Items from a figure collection
━━━
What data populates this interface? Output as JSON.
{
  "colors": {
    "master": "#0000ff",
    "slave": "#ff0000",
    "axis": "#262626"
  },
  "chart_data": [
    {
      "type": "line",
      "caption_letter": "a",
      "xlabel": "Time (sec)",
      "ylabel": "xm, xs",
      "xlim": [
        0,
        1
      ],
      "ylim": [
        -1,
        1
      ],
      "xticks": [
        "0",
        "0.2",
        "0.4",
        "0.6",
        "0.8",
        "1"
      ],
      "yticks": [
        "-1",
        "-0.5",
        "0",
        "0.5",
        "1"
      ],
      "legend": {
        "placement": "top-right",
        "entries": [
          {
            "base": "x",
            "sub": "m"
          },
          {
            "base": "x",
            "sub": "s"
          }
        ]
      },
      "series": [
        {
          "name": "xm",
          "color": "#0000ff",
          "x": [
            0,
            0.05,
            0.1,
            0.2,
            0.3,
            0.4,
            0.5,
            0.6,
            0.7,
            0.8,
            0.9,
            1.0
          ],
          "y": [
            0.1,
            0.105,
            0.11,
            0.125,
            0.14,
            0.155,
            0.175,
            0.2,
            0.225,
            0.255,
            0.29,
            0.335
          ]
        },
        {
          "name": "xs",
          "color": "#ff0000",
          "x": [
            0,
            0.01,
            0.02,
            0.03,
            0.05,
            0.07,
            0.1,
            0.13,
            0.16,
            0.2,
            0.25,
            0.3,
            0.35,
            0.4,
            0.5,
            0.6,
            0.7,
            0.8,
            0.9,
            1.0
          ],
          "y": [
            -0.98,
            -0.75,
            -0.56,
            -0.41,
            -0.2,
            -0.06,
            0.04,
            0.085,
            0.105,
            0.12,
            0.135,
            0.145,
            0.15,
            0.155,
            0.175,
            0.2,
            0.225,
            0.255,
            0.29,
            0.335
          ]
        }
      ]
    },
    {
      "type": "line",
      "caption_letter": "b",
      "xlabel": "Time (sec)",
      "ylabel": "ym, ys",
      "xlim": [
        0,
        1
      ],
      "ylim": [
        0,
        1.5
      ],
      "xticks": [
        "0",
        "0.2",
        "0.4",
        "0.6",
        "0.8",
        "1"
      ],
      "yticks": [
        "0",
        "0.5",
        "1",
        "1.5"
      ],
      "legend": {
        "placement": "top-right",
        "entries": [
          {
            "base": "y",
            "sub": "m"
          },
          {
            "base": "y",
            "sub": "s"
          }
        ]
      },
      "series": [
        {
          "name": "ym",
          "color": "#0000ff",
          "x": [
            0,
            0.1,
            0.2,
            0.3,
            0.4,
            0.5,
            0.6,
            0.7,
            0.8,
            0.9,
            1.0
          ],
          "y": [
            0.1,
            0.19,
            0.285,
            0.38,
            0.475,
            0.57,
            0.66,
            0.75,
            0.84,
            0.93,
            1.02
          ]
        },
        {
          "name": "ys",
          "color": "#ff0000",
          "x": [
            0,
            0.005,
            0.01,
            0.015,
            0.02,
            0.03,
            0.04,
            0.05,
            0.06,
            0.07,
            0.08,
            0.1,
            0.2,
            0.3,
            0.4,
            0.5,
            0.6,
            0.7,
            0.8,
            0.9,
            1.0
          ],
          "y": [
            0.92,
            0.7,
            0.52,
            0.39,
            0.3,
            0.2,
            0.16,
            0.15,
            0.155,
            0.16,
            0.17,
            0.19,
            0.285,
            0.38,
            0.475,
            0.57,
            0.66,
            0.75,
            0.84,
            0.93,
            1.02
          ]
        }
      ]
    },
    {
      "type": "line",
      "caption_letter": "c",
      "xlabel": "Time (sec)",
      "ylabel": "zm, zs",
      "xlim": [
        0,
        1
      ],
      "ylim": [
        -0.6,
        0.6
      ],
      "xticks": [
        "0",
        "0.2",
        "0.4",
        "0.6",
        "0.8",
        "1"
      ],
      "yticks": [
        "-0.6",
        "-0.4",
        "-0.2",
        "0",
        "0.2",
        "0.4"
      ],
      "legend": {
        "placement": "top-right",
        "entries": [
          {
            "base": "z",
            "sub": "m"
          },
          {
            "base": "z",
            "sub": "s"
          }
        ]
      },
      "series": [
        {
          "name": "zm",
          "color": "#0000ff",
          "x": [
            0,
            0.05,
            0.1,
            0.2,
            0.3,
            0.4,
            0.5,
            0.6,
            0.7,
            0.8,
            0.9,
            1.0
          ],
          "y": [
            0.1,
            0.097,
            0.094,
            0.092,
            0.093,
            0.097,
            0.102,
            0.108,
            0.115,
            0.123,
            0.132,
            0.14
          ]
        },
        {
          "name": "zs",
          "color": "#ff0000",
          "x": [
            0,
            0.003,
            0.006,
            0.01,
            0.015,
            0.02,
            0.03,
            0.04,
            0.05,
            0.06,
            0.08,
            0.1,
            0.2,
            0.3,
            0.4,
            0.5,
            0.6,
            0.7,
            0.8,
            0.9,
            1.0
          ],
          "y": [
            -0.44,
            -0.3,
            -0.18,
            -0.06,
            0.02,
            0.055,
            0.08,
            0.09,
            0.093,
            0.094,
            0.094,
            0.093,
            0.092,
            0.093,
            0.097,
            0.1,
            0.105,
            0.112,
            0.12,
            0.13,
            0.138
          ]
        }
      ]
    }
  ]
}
━━━
▶ [Exercise instructions] Copy out the whole listing exactly.

▶ [Exercise answer]
What data populates this interface? Output as JSON.
{
  "colors": {
    "master": "#0000ff",
    "slave": "#ff0000",
    "axis": "#262626"
  },
  "chart_data": [
    {
      "type": "line",
      "caption_letter": "a",
      "xlabel": "Time (sec)",
      "ylabel": "xm, xs",
      "xlim": [
        0,
        1
      ],
      "ylim": [
        -1,
        1
      ],
      "xticks": [
        "0",
        "0.2",
        "0.4",
        "0.6",
        "0.8",
        "1"
      ],
      "yticks": [
        "-1",
        "-0.5",
        "0",
        "0.5",
        "1"
      ],
      "legend": {
        "placement": "top-right",
        "entries": [
          {
            "base": "x",
            "sub": "m"
          },
          {
            "base": "x",
            "sub": "s"
          }
        ]
      },
      "series": [
        {
          "name": "xm",
          "color": "#0000ff",
          "x": [
            0,
            0.05,
            0.1,
            0.2,
            0.3,
            0.4,
            0.5,
            0.6,
            0.7,
            0.8,
            0.9,
            1.0
          ],
          "y": [
            0.1,
            0.105,
            0.11,
            0.125,
            0.14,
            0.155,
            0.175,
            0.2,
            0.225,
            0.255,
            0.29,
            0.335
          ]
        },
        {
          "name": "xs",
          "color": "#ff0000",
          "x": [
            0,
            0.01,
            0.02,
            0.03,
            0.05,
            0.07,
            0.1,
            0.13,
            0.16,
            0.2,
            0.25,
            0.3,
            0.35,
            0.4,
            0.5,
            0.6,
            0.7,
            0.8,
            0.9,
            1.0
          ],
          "y": [
            -0.98,
            -0.75,
            -0.56,
            -0.41,
            -0.2,
            -0.06,
            0.04,
            0.085,
            0.105,
            0.12,
            0.135,
            0.145,
            0.15,
            0.155,
            0.175,
            0.2,
            0.225,
            0.255,
            0.29,
            0.335
          ]
        }
      ]
    },
    {
      "type": "line",
      "caption_letter": "b",
      "xlabel": "Time (sec)",
      "ylabel": "ym, ys",
      "xlim": [
        0,
        1
      ],
      "ylim": [
        0,
        1.5
      ],
      "xticks": [
        "0",
        "0.2",
        "0.4",
        "0.6",
        "0.8",
        "1"
      ],
      "yticks": [
        "0",
        "0.5",
        "1",
        "1.5"
      ],
      "legend": {
        "placement": "top-right",
        "entries": [
          {
            "base": "y",
            "sub": "m"
          },
          {
            "base": "y",
            "sub": "s"
          }
        ]
      },
      "series": [
        {
          "name": "ym",
          "color": "#0000ff",
          "x": [
            0,
            0.1,
            0.2,
            0.3,
            0.4,
            0.5,
            0.6,
            0.7,
            0.8,
            0.9,
            1.0
          ],
          "y": [
            0.1,
            0.19,
            0.285,
            0.38,
            0.475,
            0.57,
            0.66,
            0.75,
            0.84,
            0.93,
            1.02
          ]
        },
        {
          "name": "ys",
          "color": "#ff0000",
          "x": [
            0,
            0.005,
            0.01,
            0.015,
            0.02,
            0.03,
            0.04,
            0.05,
            0.06,
            0.07,
            0.08,
            0.1,
            0.2,
            0.3,
            0.4,
            0.5,
            0.6,
            0.7,
            0.8,
            0.9,
            1.0
          ],
          "y": [
            0.92,
            0.7,
            0.52,
            0.39,
            0.3,
            0.2,
            0.16,
            0.15,
            0.155,
            0.16,
            0.17,
            0.19,
            0.285,
            0.38,
            0.475,
            0.57,
            0.66,
            0.75,
            0.84,
            0.93,
            1.02
          ]
        }
      ]
    },
    {
      "type": "line",
      "caption_letter": "c",
      "xlabel": "Time (sec)",
      "ylabel": "zm, zs",
      "xlim": [
        0,
        1
      ],
      "ylim": [
        -0.6,
        0.6
      ],
      "xticks": [
        "0",
        "0.2",
        "0.4",
        "0.6",
        "0.8",
        "1"
      ],
      "yticks": [
        "-0.6",
        "-0.4",
        "-0.2",
        "0",
        "0.2",
        "0.4"
      ],
      "legend": {
        "placement": "top-right",
        "entries": [
          {
            "base": "z",
            "sub": "m"
          },
          {
            "base": "z",
            "sub": "s"
          }
        ]
      },
      "series": [
        {
          "name": "zm",
          "color": "#0000ff",
          "x": [
            0,
            0.05,
            0.1,
            0.2,
            0.3,
            0.4,
            0.5,
            0.6,
            0.7,
            0.8,
            0.9,
            1.0
          ],
          "y": [
            0.1,
            0.097,
            0.094,
            0.092,
            0.093,
            0.097,
            0.102,
            0.108,
            0.115,
            0.123,
            0.132,
            0.14
          ]
        },
        {
          "name": "zs",
          "color": "#ff0000",
          "x": [
            0,
            0.003,
            0.006,
            0.01,
            0.015,
            0.02,
            0.03,
            0.04,
            0.05,
            0.06,
            0.08,
            0.1,
            0.2,
            0.3,
            0.4,
            0.5,
            0.6,
            0.7,
            0.8,
            0.9,
            1.0
          ],
          "y": [
            -0.44,
            -0.3,
            -0.18,
            -0.06,
            0.02,
            0.055,
            0.08,
            0.09,
            0.093,
            0.094,
            0.094,
            0.093,
            0.092,
            0.093,
            0.097,
            0.1,
            0.105,
            0.112,
            0.12,
            0.13,
            0.138
          ]
        }
      ]
    }
  ]
}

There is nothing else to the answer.